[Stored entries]
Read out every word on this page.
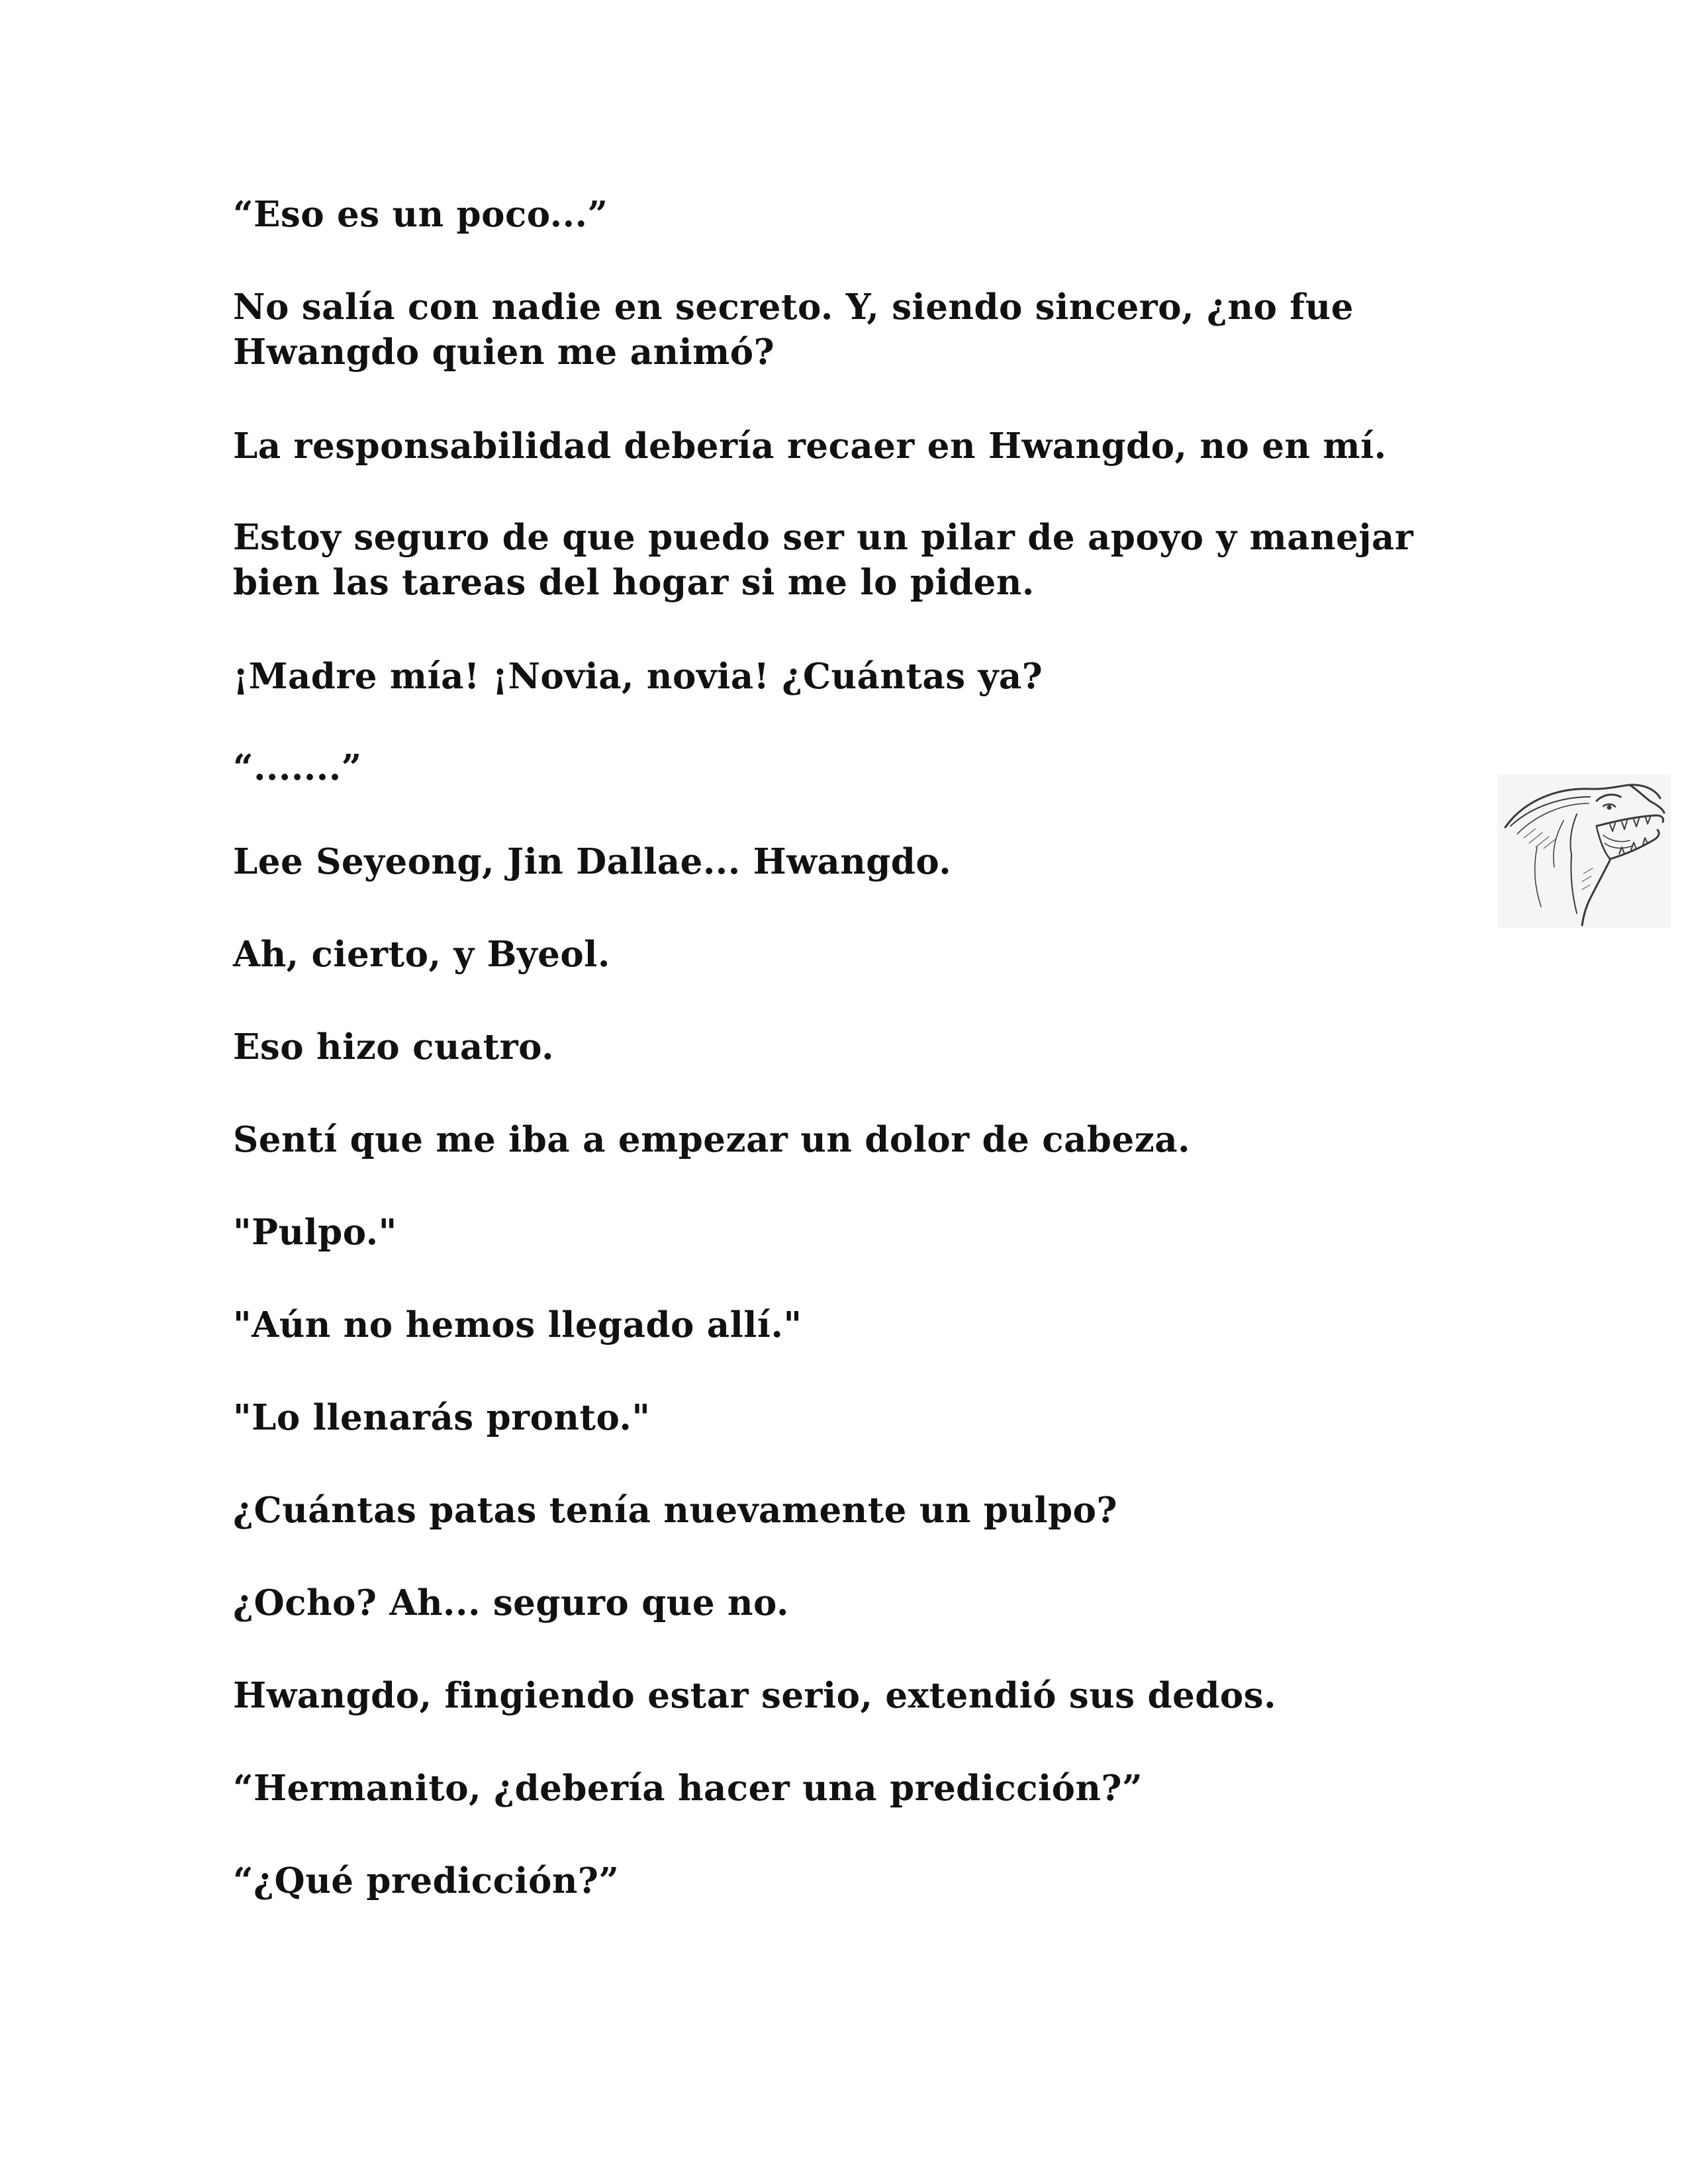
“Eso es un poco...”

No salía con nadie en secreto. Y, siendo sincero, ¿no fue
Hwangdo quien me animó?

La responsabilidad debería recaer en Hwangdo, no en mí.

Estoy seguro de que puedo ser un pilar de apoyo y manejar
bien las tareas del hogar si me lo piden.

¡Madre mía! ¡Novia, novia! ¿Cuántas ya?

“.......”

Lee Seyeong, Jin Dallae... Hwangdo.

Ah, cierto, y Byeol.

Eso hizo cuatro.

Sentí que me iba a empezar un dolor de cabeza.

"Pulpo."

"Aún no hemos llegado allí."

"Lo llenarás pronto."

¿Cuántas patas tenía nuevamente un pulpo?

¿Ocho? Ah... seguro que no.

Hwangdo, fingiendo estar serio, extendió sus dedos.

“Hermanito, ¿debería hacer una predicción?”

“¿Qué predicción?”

PROBLEM DESCRIPTION = Scan the entries above and work out how many lines include the word "debería"; the reply is that number alone.

SOLVED PROBLEM = 2